EXERCISE GOAL: Set the following entries down again exactly, line by line.

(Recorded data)
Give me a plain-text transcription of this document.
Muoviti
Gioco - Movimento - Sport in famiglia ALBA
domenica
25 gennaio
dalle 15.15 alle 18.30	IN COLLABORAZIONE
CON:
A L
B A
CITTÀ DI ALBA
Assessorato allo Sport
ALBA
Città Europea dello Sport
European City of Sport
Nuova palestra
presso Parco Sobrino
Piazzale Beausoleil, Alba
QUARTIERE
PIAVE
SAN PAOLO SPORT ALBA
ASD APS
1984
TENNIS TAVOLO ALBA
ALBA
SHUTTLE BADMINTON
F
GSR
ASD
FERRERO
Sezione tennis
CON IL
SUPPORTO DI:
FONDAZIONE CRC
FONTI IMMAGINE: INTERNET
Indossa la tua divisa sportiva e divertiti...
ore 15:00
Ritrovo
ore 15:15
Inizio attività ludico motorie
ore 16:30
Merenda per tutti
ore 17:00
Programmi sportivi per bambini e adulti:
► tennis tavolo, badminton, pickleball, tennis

CORRECT ANSWER:
Give me a plain-text transcription of this document.
Muoviti
Gioco - Movimento - Sport in famiglia ALBA
domenica
25 gennaio
dalle 15.15 alle 18.30	IN COLLABORAZIONE
CON:
A L
B A
CITTÀ DI ALBA
Assessorato allo Sport
ALBA
Città Europea dello Sport
European City of Sport
Nuova palestra
presso Parco Sobrino
Piazzale Beausoleil, Alba
QUARTIERE
PIAVE
SAN PAOLO SPORT ALBA
ASD APS
1984
TENNIS TAVOLO ALBA
ALBA
SHUTTLE BADMINTON
F
GSR
ASD
FERRERO
Sezione tennis
CON IL
SUPPORTO DI:
FONDAZIONE CRC
FONTI IMMAGINE: INTERNET
Indossa la tua divisa sportiva e divertiti...
ore 15:00
Ritrovo
ore 15:15
Inizio attività ludico motorie
ore 16:30
Merenda per tutti
ore 17:00
Programmi sportivi per bambini e adulti:
► tennis tavolo, badminton, pickleball, tennis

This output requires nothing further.